(Data excerpts)

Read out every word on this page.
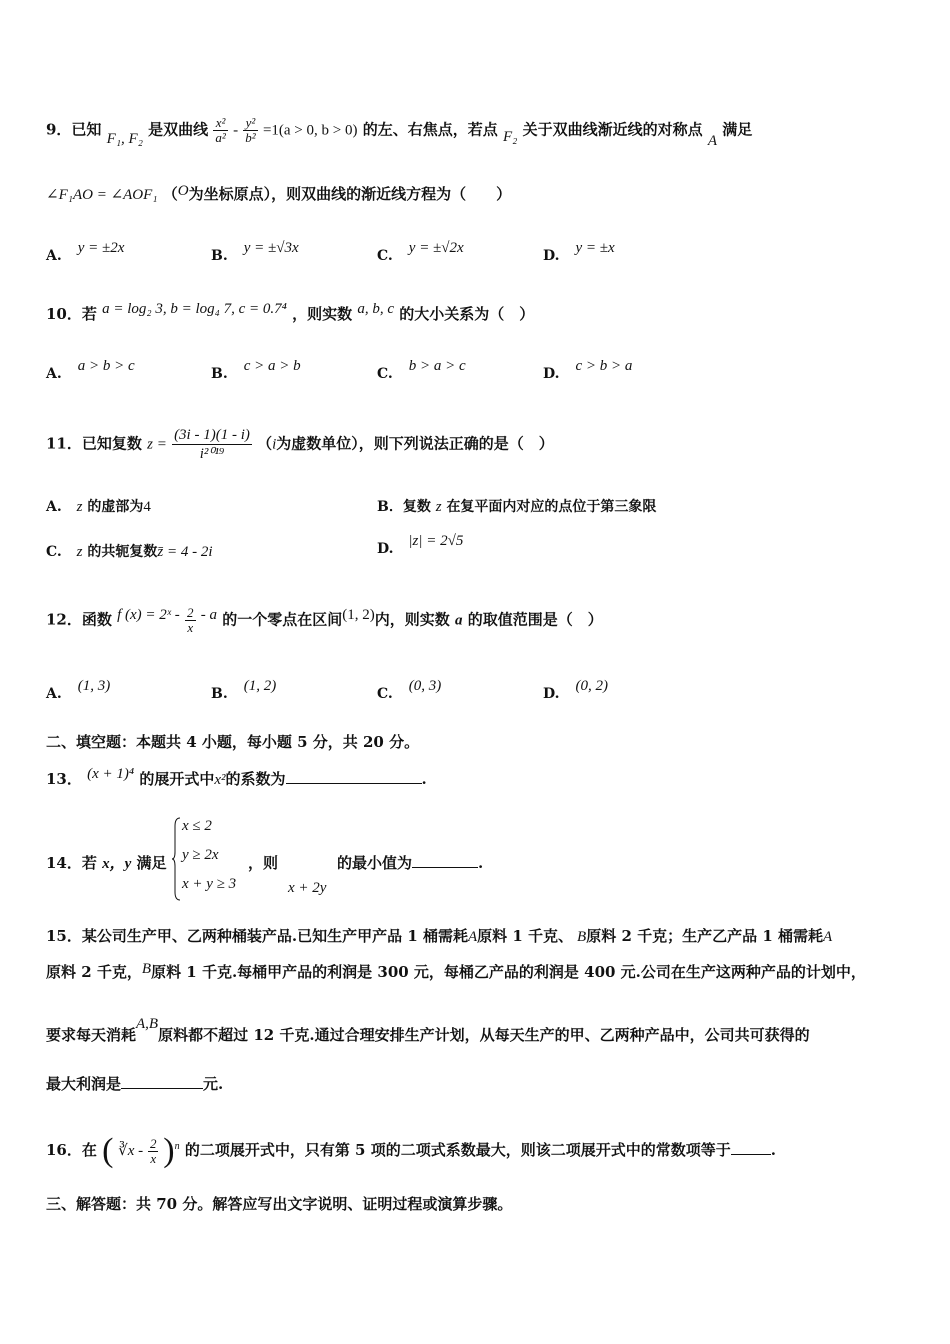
9．已知 F₁, F₂ 是双曲线 $\frac{\text{x²}}{\text{a²}} - \frac{\text{y²}}{\text{b²}} =1(a > 0$, b > 0) 的左、右焦点，若点 F₂ 关于双曲线渐近线的对称点 A 满足
∠F₁AO = ∠AOF₁ （O为坐标原点），则双曲线的渐近线方程为（　　）
A. y = ±2x	B. y = ±√3x	C. y = ±√2x	D. y = ±x
10．若 a = log₂ 3, b = log₄ 7, c = 0.7⁴ ，则实数 a, b, c 的大小关系为（　）
A. a > b > c	B. c > a > b	C. b > a > c	D. c > b > a
11．已知复数 $z = \frac{(3i - 1)(1 - i)}{\text{i²⁰¹⁹}} (i$为虚数单位），则下列说法正确的是（　）
A. z 的虚部为4	B．复数 z 在复平面内对应的点位于第三象限
C. z 的共轭复数z̄ = 4 - 2i	D. |z| = 2√5
12．函数 f (x) = 2ˣ - $\frac{2}{x}$ - a 的一个零点在区间(1, 2)内，则实数 a 的取值范围是（　）
A. (1, 3)	B. (1, 2)	C. (0, 3)	D. (0, 2)
二、填空题：本题共 4 小题，每小题 5 分，共 20 分。
13． (x + 1)⁴ 的展开式中x²的系数为	.
14．若 x，y 满足
x ≤ 2
y ≥ 2x
x + y ≥ 3
，则
x + 2y
的最小值为	.
15．某公司生产甲、乙两种桶装产品.已知生产甲产品 1 桶需耗A原料 1 千克、 B原料 2 千克；生产乙产品 1 桶需耗A
原料 2 千克，B原料 1 千克.每桶甲产品的利润是 300 元，每桶乙产品的利润是 400 元.公司在生产这两种产品的计划中，
要求每天消耗A,B原料都不超过 12 千克.通过合理安排生产计划，从每天生产的甲、乙两种产品中，公司共可获得的
最大利润是	元.
16．在 ( ∛x - $\frac{2}{x} )^n$ 的二项展开式中，只有第 5 项的二项式系数最大，则该二项展开式中的常数项等于	.
三、解答题：共 70 分。解答应写出文字说明、证明过程或演算步骤。
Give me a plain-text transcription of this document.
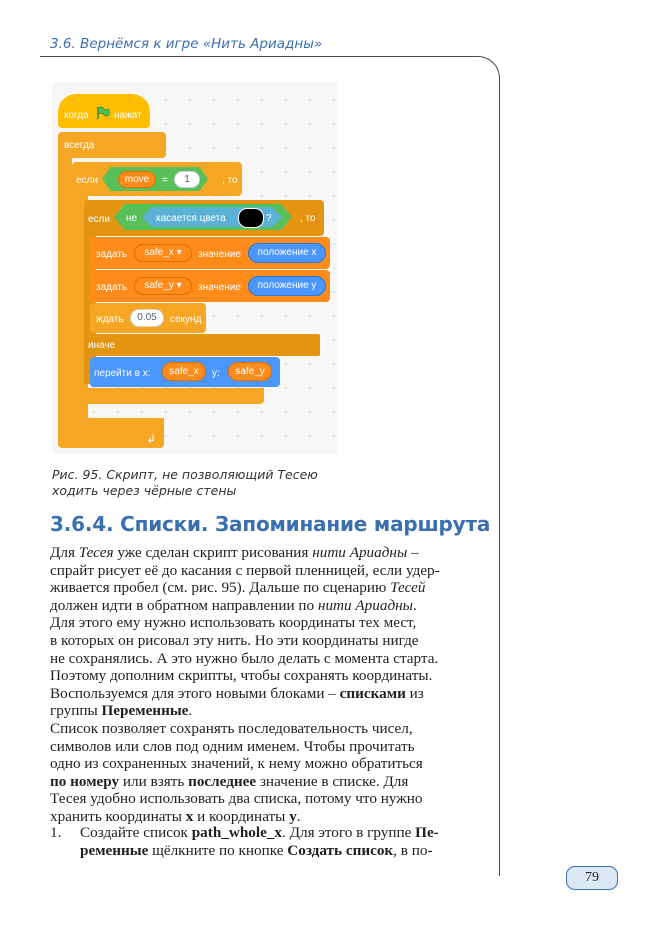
3.6. Вернёмся к игре «Нить Ариадны»
когда	нажат
всегда
↲
если	move	=	1	, то
если не касается цвета	?	, то
задать	safe_x ▾	значение	положение x
задать	safe_y ▾	значение	положение y
ждать	0.05	секунд
иначе
перейти в x:	safe_x	y:	safe_y
Рис. 95. Скрипт, не позволяющий Тесею
ходить через чёрные стены
3.6.4. Списки. Запоминание маршрута
Для Тесея уже сделан скрипт рисования нити Ариадны –
спрайт рисует её до касания с первой пленницей, если удер-
живается пробел (см. рис. 95). Дальше по сценарию Тесей
должен идти в обратном направлении по нити Ариадны.
Для этого ему нужно использовать координаты тех мест,
в которых он рисовал эту нить. Но эти координаты нигде
не сохранялись. А это нужно было делать с момента старта.
Поэтому дополним скрипты, чтобы сохранять координаты.
Воспользуемся для этого новыми блоками – списками из
группы Переменные.
Список позволяет сохранять последовательность чисел,
символов или слов под одним именем. Чтобы прочитать
одно из сохраненных значений, к нему можно обратиться
по номеру или взять последнее значение в списке. Для
Тесея удобно использовать два списка, потому что нужно
хранить координаты x и координаты y.
1. Создайте список path_whole_x. Для этого в группе Пе-
ременные щёлкните по кнопке Создать список, в по-
79
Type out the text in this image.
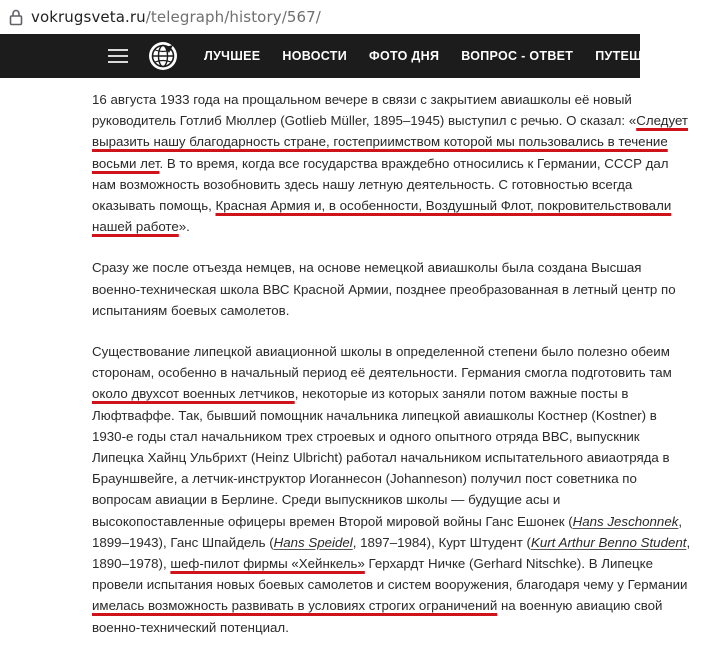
vokrugsveta.ru/telegraph/history/567/
ЛУЧШЕЕ НОВОСТИ ФОТО ДНЯ ВОПРОС - ОТВЕТ ПУТЕШЕСТВИЯ

16 августа 1933 года на прощальном вечере в связи с закрытием авиашколы её новый
руководитель Готлиб Мюллер (Gotlieb Müller, 1895–1945) выступил с речью. О сказал: «Следует
выразить нашу благодарность стране, гостеприимством которой мы пользовались в течение
восьми лет. В то время, когда все государства враждебно относились к Германии, СССР дал
нам возможность возобновить здесь нашу летную деятельность. С готовностью всегда
оказывать помощь, Красная Армия и, в особенности, Воздушный Флот, покровительствовали
нашей работе».

Сразу же после отъезда немцев, на основе немецкой авиашколы была создана Высшая
военно-техническая школа ВВС Красной Армии, позднее преобразованная в летный центр по
испытаниям боевых самолетов.

Существование липецкой авиационной школы в определенной степени было полезно обеим
сторонам, особенно в начальный период её деятельности. Германия смогла подготовить там
около двухсот военных летчиков, некоторые из которых заняли потом важные посты в
Люфтваффе. Так, бывший помощник начальника липецкой авиашколы Костнер (Kostner) в
1930-е годы стал начальником трех строевых и одного опытного отряда ВВС, выпускник
Липецка Хайнц Ульбрихт (Heinz Ulbricht) работал начальником испытательного авиаотряда в
Брауншвейге, а летчик-инструктор Иоганнесон (Johanneson) получил пост советника по
вопросам авиации в Берлине. Среди выпускников школы — будущие асы и
высокопоставленные офицеры времен Второй мировой войны Ганс Ешонек (Hans Jeschonnek,
1899–1943), Ганс Шпайдель (Hans Speidel, 1897–1984), Курт Штудент (Kurt Arthur Benno Student,
1890–1978), шеф-пилот фирмы «Хейнкель» Герхардт Ничке (Gerhard Nitschke). В Липецке
провели испытания новых боевых самолетов и систем вооружения, благодаря чему у Германии
имелась возможность развивать в условиях строгих ограничений на военную авиацию свой
военно-технический потенциал.
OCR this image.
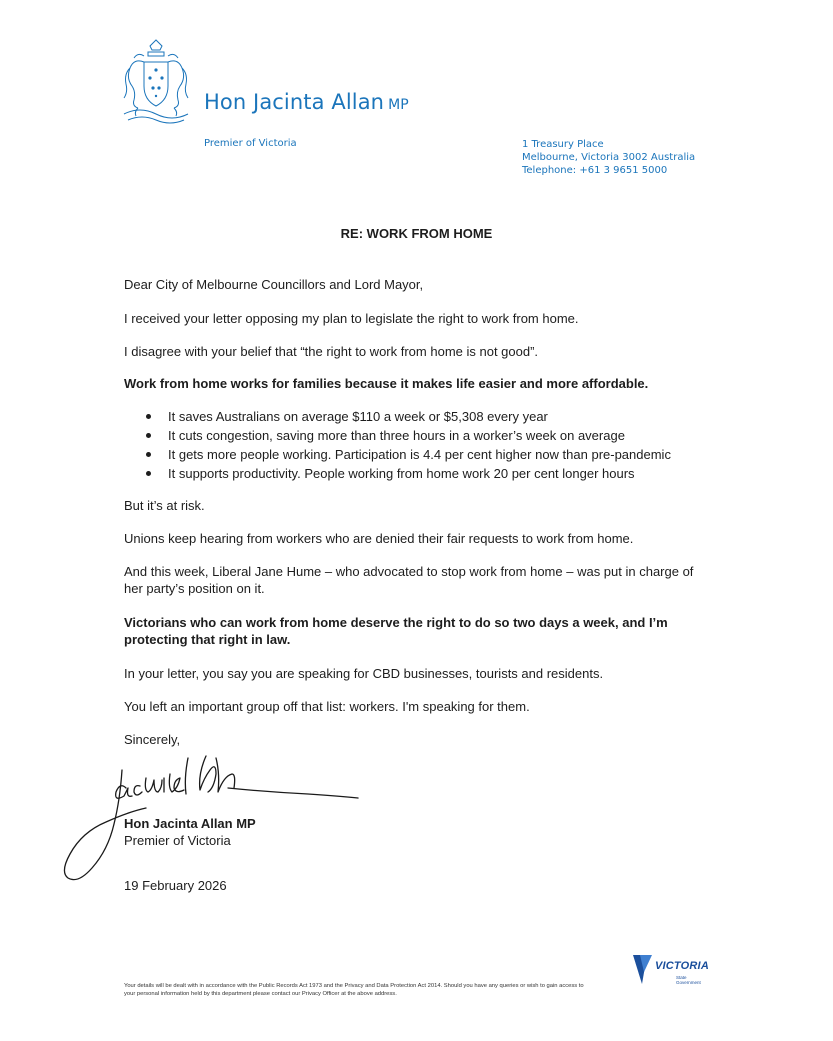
Hon Jacinta Allan MP
Premier of Victoria	1 Treasury Place
Melbourne, Victoria 3002 Australia
Telephone: +61 3 9651 5000
RE: WORK FROM HOME
Dear City of Melbourne Councillors and Lord Mayor,
I received your letter opposing my plan to legislate the right to work from home.
I disagree with your belief that “the right to work from home is not good”.
Work from home works for families because it makes life easier and more affordable.
It saves Australians on average $110 a week or $5,308 every year
It cuts congestion, saving more than three hours in a worker’s week on average
It gets more people working. Participation is 4.4 per cent higher now than pre-pandemic
It supports productivity. People working from home work 20 per cent longer hours
But it’s at risk.
Unions keep hearing from workers who are denied their fair requests to work from home.
And this week, Liberal Jane Hume – who advocated to stop work from home – was put in charge of her party’s position on it.
Victorians who can work from home deserve the right to do so two days a week, and I’m protecting that right in law.
In your letter, you say you are speaking for CBD businesses, tourists and residents.
You left an important group off that list: workers. I'm speaking for them.
Sincerely,
Hon Jacinta Allan MP
Premier of Victoria
19 February 2026
Your details will be dealt with in accordance with the Public Records Act 1973 and the Privacy and Data Protection Act 2014. Should you have any queries or wish to gain access to your personal information held by this department please contact our Privacy Officer at the above address.
VICTORIA
State Government
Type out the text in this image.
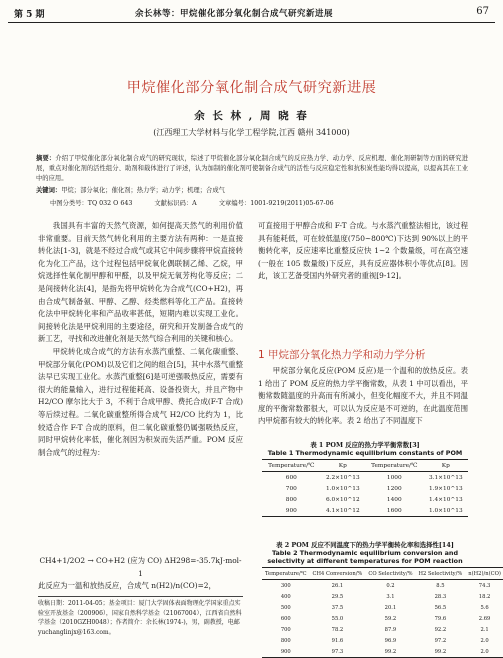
第 5 期	余长林等：甲烷催化部分氧化制合成气研究新进展	67
甲烷催化部分氧化制合成气研究新进展
余 长 林 , 周 晓 春
(江西理工大学材料与化学工程学院,江西 赣州 341000)
摘要：介绍了甲烷催化部分氧化制合成气的研究现状，综述了甲烷催化部分氧化制合成气的反应热力学、动力学、反应机理、催化剂研制等方面的研究进展，重点对催化剂的活性组分、助剂和载体进行了评述，认为加制的催化剂可使制备合成气的活性与反应稳定性和抗积炭性能均得以提高，以提高其在工业中的应用。
关键词：甲烷；部分氧化；催化剂；热力学；动力学；机理；合成气
中图分类号：TQ 032 O 643	文献标识码：A	文章编号：1001-9219(2011)05-67-06

我国具有丰富的天然气资源，如何提高天然气的利用价值非常重要。目前天然气转化利用的主要方法有两种：一是直接转化法[1-3]，就是不经过合成气或其它中间步骤将甲烷直接转化为化工产品，这个过程包括甲烷氧化偶联制乙烯、乙烷，甲烷选择性氧化制甲醇和甲醛，以及甲烷无氧芳构化等反应；二是间接转化法[4]，是指先将甲烷转化为合成气(CO+H2)，再由合成气制备氨、甲醇、乙醇、烃类燃料等化工产品。直接转化法中甲烷转化率和产品收率甚低，短期内难以实现工业化。间接转化法是甲烷利用的主要途径，研究和开发制备合成气的新工艺，寻找和改进催化剂是天然气综合利用的关键和核心。

甲烷转化成合成气的方法有水蒸汽重整、二氧化碳重整、甲烷部分氧化(POM)以及它们之间的组合[5]，其中水蒸气重整法早已实现工业化。水蒸汽重整[6]是可逆强吸热反应，需要有很大的能量输入，进行过程能耗高、设备投资大，并且产物中 H2/CO 摩尔比大于 3，不利于合成甲醇、费托合成(F-T 合成)等后续过程。二氧化碳重整所得合成气 H2/CO 比约为 1，比较适合作 F-T 合成的原料，但二氧化碳重整仍属强吸热反应，同时甲烷转化率低，催化剂因为积炭而失活严重。POM 反应制合成气的过程为：

CH4+1/2O2 → CO+H2 (应为 CO) ΔH298=-35.7kJ·mol-1

此反应为一温和放热反应，合成气 n(H2)/n(CO)=2，

收稿日期：2011-04-05；基金项目：厦门大学固体表面物理化学国家重点实验室开放基金（200906），国家自然科学基金（21067004），江西省自然科学基金（2010GZH0048）；作者简介：余长林(1974-)，男，副教授，电邮 yuchanglinjx@163.com。

可直接用于甲醇合成和 F-T 合成。与水蒸汽重整法相比，该过程具有能耗低，可在较低温度(750~800℃)下达到 90%以上的平衡转化率，反应速率比重整反应快 1~2 个数量级，可在高空速(一般在 105 数量级)下反应，具有反应器体积小等优点[8]。因此，该工艺备受国内外研究者的重视[9-12]。

1 甲烷部分氧化热力学和动力学分析

甲烷部分氧化反应(POM 反应)是一个温和的放热反应。表 1 给出了 POM 反应的热力学平衡常数，从表 1 中可以看出，平衡常数随温度的升高而有所减小，但变化幅度不大，并且不同温度的平衡常数都很大，可以认为反应是不可逆的，在此温度范围内甲烷都有较大的转化率。表 2 给出了不同温度下

表 1 POM 反应的热力学平衡常数[3]
Table 1 Thermodynamic equilibrium constants of POM
Temperature/℃	Kp	Temperature/℃	Kp
600	2.2×10^13	1000	3.1×10^13
700	1.0×10^13	1200	1.9×10^13
800	6.0×10^12	1400	1.4×10^13
900	4.1×10^12	1600	1.0×10^13
表 2 POM 反应不同温度下的热力学平衡转化率和选择性[14]
Table 2 Thermodynamic equilibrium conversion and selectivity at different temperatures for POM reaction
Temperature/℃	CH4 Conversion/%	CO Selectivity/%	H2 Selectivity/%	n(H2)/n(CO)
300	26.1	0.2	8.5	74.3
400	29.5	3.1	28.3	18.2
500	37.5	20.1	56.5	5.6
600	55.0	59.2	79.6	2.69
700	78.2	87.9	92.2	2.1
800	91.6	96.9	97.2	2.0
900	97.3	99.2	99.2	2.0
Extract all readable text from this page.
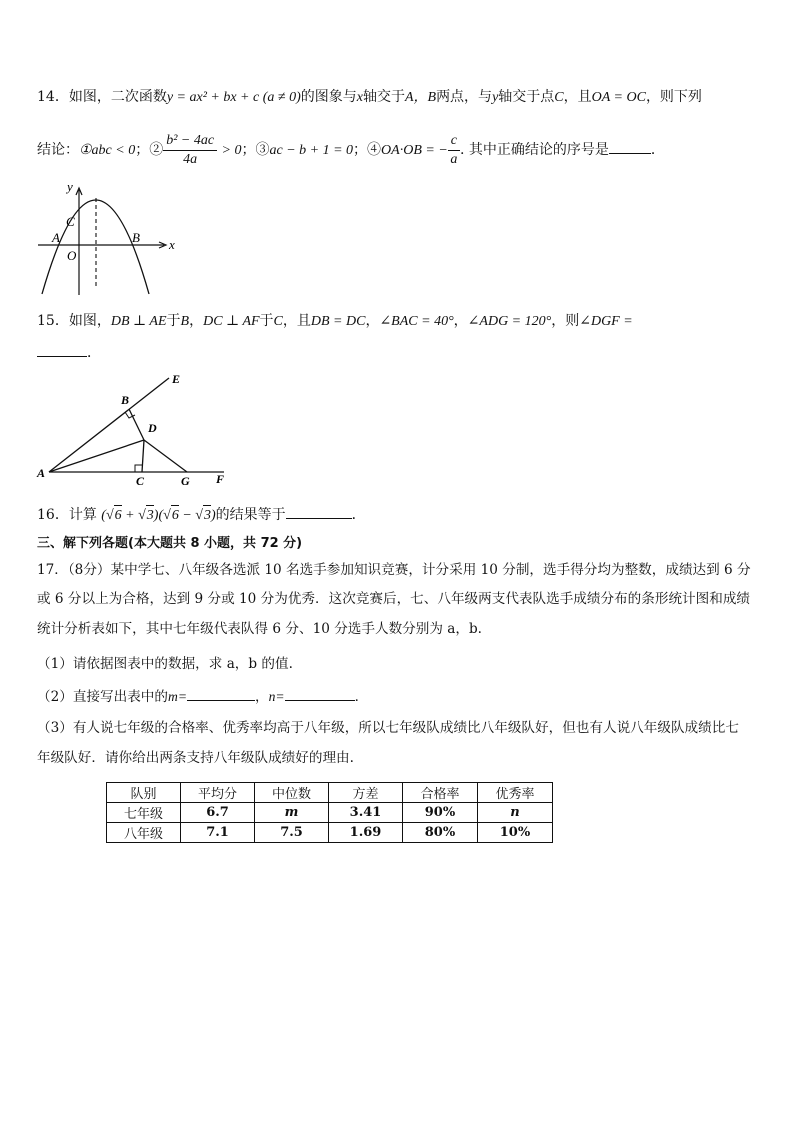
14．如图，二次函数y = ax² + bx + c (a ≠ 0)的图象与x轴交于A，B两点，与y轴交于点C，且OA = OC，则下列
结论：①abc < 0；② $\frac{\text{b² − 4ac}}{4a} > 0$；③ac − b + 1 = 0；④OA·OB = − $\frac{c}{a}$ . 其中正确结论的序号是	．
y
x
C
A
O
B
15．如图，DB ⊥ AE于B，DC ⊥ AF于C，且DB = DC，∠BAC = 40°，∠ADG = 120°，则∠DGF =
．
E
B
D
A
C	G F
16．计算 (√6 + √3)(√6 − √3)的结果等于	．
三、解下列各题(本大题共 8 小题，共 72 分)
17．（8分）某中学七、八年级各选派 10 名选手参加知识竞赛，计分采用 10 分制，选手得分均为整数，成绩达到 6 分
或 6 分以上为合格，达到 9 分或 10 分为优秀．这次竞赛后，七、八年级两支代表队选手成绩分布的条形统计图和成绩
统计分析表如下，其中七年级代表队得 6 分、10 分选手人数分别为 a，b.
（1）请依据图表中的数据，求 a，b 的值.
（2）直接写出表中的m=	，n=	．
（3）有人说七年级的合格率、优秀率均高于八年级，所以七年级队成绩比八年级队好，但也有人说八年级队成绩比七
年级队好．请你给出两条支持八年级队成绩好的理由.
队别	平均分	中位数	方差	合格率	优秀率
七年级	6.7	m	3.41	90%	n
八年级	7.1	7.5	1.69	80%	10%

Aim
Report each line in the data that holds the word "нужно".

Worked answer
Для этого ему нужно использовать координаты тех мест,
не сохранялись. А это нужно было делать с момента старта.
Тесея удобно использовать два списка, потому что нужно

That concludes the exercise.